EXERCISE MATERIALS:
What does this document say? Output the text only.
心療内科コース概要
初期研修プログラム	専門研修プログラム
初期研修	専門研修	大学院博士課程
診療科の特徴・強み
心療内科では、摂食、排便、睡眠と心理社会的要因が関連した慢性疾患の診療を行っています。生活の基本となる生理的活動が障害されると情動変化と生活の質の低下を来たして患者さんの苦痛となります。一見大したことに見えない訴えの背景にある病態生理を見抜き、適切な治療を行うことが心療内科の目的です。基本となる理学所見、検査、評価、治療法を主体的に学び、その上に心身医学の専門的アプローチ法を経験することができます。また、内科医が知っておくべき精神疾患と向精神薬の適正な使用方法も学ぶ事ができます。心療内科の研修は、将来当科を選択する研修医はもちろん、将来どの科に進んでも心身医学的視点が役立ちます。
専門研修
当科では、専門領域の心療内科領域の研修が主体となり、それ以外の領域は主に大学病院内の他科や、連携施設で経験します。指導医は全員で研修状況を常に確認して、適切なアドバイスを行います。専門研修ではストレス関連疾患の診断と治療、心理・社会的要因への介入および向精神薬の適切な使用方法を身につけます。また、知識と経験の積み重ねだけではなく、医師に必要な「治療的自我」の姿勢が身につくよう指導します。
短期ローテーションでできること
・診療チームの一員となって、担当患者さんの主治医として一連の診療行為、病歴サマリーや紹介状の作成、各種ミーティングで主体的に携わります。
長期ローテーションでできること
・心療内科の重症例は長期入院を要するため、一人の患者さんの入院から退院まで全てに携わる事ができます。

AIM OF THE EXERCISE:
Copy every record exactly as presented.

OUTPUT OF THE EXERCISE:
What does this document say? Output the text only.
心療内科コース概要
初期研修プログラム	専門研修プログラム
初期研修	専門研修	大学院博士課程
診療科の特徴・強み
心療内科では、摂食、排便、睡眠と心理社会的要因が関連した慢性疾患の診療を行っています。生活の基本となる生理的活動が障害されると情動変化と生活の質の低下を来たして患者さんの苦痛となります。一見大したことに見えない訴えの背景にある病態生理を見抜き、適切な治療を行うことが心療内科の目的です。基本となる理学所見、検査、評価、治療法を主体的に学び、その上に心身医学の専門的アプローチ法を経験することができます。また、内科医が知っておくべき精神疾患と向精神薬の適正な使用方法も学ぶ事ができます。心療内科の研修は、将来当科を選択する研修医はもちろん、将来どの科に進んでも心身医学的視点が役立ちます。
専門研修
当科では、専門領域の心療内科領域の研修が主体となり、それ以外の領域は主に大学病院内の他科や、連携施設で経験します。指導医は全員で研修状況を常に確認して、適切なアドバイスを行います。専門研修ではストレス関連疾患の診断と治療、心理・社会的要因への介入および向精神薬の適切な使用方法を身につけます。また、知識と経験の積み重ねだけではなく、医師に必要な「治療的自我」の姿勢が身につくよう指導します。
短期ローテーションでできること
・診療チームの一員となって、担当患者さんの主治医として一連の診療行為、病歴サマリーや紹介状の作成、各種ミーティングで主体的に携わります。
長期ローテーションでできること
・心療内科の重症例は長期入院を要するため、一人の患者さんの入院から退院まで全てに携わる事ができます。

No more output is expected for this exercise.